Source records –
.....
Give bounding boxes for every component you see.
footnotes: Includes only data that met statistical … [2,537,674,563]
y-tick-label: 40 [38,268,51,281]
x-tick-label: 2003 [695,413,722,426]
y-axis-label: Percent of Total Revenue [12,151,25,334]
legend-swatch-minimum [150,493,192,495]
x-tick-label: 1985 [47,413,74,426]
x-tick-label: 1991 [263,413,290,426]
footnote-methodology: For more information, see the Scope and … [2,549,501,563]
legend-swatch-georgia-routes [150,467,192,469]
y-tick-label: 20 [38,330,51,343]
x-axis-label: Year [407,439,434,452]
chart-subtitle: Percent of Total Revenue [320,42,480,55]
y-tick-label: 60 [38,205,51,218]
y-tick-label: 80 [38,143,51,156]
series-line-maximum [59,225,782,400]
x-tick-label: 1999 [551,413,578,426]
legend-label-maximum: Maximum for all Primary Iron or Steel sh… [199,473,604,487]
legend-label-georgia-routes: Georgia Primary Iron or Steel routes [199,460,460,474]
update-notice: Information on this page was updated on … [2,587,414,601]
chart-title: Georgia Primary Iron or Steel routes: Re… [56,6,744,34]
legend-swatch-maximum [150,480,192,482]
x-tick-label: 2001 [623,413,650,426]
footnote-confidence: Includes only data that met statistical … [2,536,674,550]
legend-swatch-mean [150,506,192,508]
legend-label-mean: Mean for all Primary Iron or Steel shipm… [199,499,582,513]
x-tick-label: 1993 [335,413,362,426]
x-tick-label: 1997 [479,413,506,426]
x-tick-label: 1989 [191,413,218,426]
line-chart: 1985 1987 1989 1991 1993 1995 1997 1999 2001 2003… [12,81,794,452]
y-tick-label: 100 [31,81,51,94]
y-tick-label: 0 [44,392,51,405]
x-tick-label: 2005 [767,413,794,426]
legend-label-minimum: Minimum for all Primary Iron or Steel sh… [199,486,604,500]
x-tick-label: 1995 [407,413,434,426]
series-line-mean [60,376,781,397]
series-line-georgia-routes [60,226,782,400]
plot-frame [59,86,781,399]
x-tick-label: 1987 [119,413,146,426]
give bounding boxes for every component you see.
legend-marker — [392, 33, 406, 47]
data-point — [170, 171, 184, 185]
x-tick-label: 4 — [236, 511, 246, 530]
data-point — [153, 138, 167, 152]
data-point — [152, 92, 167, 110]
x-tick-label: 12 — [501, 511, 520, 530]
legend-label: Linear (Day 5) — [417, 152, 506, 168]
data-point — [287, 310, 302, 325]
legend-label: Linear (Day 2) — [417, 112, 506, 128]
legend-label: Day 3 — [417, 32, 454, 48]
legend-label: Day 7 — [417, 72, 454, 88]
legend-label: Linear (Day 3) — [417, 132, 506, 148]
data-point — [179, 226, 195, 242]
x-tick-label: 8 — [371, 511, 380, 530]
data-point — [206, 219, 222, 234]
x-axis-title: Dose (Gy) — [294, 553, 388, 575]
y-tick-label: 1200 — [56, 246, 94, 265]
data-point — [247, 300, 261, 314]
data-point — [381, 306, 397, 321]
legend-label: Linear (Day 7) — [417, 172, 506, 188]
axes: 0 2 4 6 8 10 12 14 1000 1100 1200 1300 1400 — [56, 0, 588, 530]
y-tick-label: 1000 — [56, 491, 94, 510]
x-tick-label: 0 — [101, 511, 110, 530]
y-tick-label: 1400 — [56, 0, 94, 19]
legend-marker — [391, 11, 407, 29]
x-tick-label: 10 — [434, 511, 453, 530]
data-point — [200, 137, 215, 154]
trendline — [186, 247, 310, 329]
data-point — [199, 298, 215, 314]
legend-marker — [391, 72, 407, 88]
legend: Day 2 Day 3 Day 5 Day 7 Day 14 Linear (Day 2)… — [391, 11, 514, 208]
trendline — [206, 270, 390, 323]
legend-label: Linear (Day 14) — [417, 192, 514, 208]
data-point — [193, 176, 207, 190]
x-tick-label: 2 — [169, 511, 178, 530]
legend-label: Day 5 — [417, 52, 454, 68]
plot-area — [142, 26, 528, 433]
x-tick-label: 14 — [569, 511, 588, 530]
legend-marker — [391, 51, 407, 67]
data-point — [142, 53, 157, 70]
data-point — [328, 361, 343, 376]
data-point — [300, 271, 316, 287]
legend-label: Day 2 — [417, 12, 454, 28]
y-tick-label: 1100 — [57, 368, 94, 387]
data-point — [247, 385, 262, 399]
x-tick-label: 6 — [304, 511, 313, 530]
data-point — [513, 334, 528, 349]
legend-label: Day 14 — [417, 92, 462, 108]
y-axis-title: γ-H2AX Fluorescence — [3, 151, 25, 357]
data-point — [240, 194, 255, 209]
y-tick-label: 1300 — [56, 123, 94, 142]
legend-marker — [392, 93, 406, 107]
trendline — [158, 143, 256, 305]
.....
WHAT IS REQUIRED –
Please edit the entries above so that each "legend-swatch" becomes "legend-key", with everything else left as it is.

FINISHED EXERCISE –
Give bounding boxes for every component you see.
footnotes: Includes only data that met statistical … [2,537,674,563]
y-tick-label: 40 [38,268,51,281]
x-tick-label: 2003 [695,413,722,426]
y-axis-label: Percent of Total Revenue [12,151,25,334]
legend-key-minimum [150,493,192,495]
x-tick-label: 1985 [47,413,74,426]
x-tick-label: 1991 [263,413,290,426]
footnote-methodology: For more information, see the Scope and … [2,549,501,563]
legend-key-georgia-routes [150,467,192,469]
y-tick-label: 20 [38,330,51,343]
x-axis-label: Year [407,439,434,452]
chart-subtitle: Percent of Total Revenue [320,42,480,55]
y-tick-label: 60 [38,205,51,218]
y-tick-label: 80 [38,143,51,156]
series-line-maximum [59,225,782,400]
x-tick-label: 1999 [551,413,578,426]
legend-label-maximum: Maximum for all Primary Iron or Steel sh… [199,473,604,487]
legend-label-georgia-routes: Georgia Primary Iron or Steel routes [199,460,460,474]
update-notice: Information on this page was updated on … [2,587,414,601]
chart-title: Georgia Primary Iron or Steel routes: Re… [56,6,744,34]
legend-key-maximum [150,480,192,482]
x-tick-label: 2001 [623,413,650,426]
footnote-confidence: Includes only data that met statistical … [2,536,674,550]
legend-key-mean [150,506,192,508]
legend-label-mean: Mean for all Primary Iron or Steel shipm… [199,499,582,513]
x-tick-label: 1993 [335,413,362,426]
x-tick-label: 1997 [479,413,506,426]
x-tick-label: 1989 [191,413,218,426]
line-chart: 1985 1987 1989 1991 1993 1995 1997 1999 2001 2003… [12,81,794,452]
y-tick-label: 100 [31,81,51,94]
y-tick-label: 0 [44,392,51,405]
x-tick-label: 2005 [767,413,794,426]
legend-label-minimum: Minimum for all Primary Iron or Steel sh… [199,486,604,500]
x-tick-label: 1995 [407,413,434,426]
series-line-mean [60,376,781,397]
series-line-georgia-routes [60,226,782,400]
plot-frame [59,86,781,399]
x-tick-label: 1987 [119,413,146,426]
give bounding boxes for every component you see.
legend-marker — [392, 33, 406, 47]
data-point — [170, 171, 184, 185]
x-tick-label: 4 — [236, 511, 246, 530]
data-point — [153, 138, 167, 152]
data-point — [152, 92, 167, 110]
x-tick-label: 12 — [501, 511, 520, 530]
legend-label: Linear (Day 5) — [417, 152, 506, 168]
data-point — [287, 310, 302, 325]
legend-label: Linear (Day 2) — [417, 112, 506, 128]
legend-label: Day 3 — [417, 32, 454, 48]
legend-label: Day 7 — [417, 72, 454, 88]
legend-label: Linear (Day 3) — [417, 132, 506, 148]
data-point — [179, 226, 195, 242]
x-tick-label: 8 — [371, 511, 380, 530]
data-point — [206, 219, 222, 234]
x-axis-title: Dose (Gy) — [294, 553, 388, 575]
y-tick-label: 1200 — [56, 246, 94, 265]
data-point — [247, 300, 261, 314]
data-point — [381, 306, 397, 321]
legend-label: Linear (Day 7) — [417, 172, 506, 188]
axes: 0 2 4 6 8 10 12 14 1000 1100 1200 1300 1400 — [56, 0, 588, 530]
y-tick-label: 1000 — [56, 491, 94, 510]
x-tick-label: 0 — [101, 511, 110, 530]
y-tick-label: 1400 — [56, 0, 94, 19]
legend-marker — [391, 11, 407, 29]
x-tick-label: 10 — [434, 511, 453, 530]
data-point — [200, 137, 215, 154]
trendline — [186, 247, 310, 329]
data-point — [199, 298, 215, 314]
legend-marker — [391, 72, 407, 88]
legend: Day 2 Day 3 Day 5 Day 7 Day 14 Linear (Day 2)… — [391, 11, 514, 208]
trendline — [206, 270, 390, 323]
legend-label: Linear (Day 14) — [417, 192, 514, 208]
data-point — [193, 176, 207, 190]
x-tick-label: 2 — [169, 511, 178, 530]
legend-label: Day 5 — [417, 52, 454, 68]
plot-area — [142, 26, 528, 433]
x-tick-label: 14 — [569, 511, 588, 530]
legend-marker — [391, 51, 407, 67]
data-point — [142, 53, 157, 70]
data-point — [328, 361, 343, 376]
data-point — [300, 271, 316, 287]
legend-label: Day 2 — [417, 12, 454, 28]
y-tick-label: 1100 — [57, 368, 94, 387]
data-point — [247, 385, 262, 399]
x-tick-label: 6 — [304, 511, 313, 530]
data-point — [513, 334, 528, 349]
legend-label: Day 14 — [417, 92, 462, 108]
y-axis-title: γ-H2AX Fluorescence — [3, 151, 25, 357]
data-point — [240, 194, 255, 209]
y-tick-label: 1300 — [56, 123, 94, 142]
legend-marker — [392, 93, 406, 107]
trendline — [158, 143, 256, 305]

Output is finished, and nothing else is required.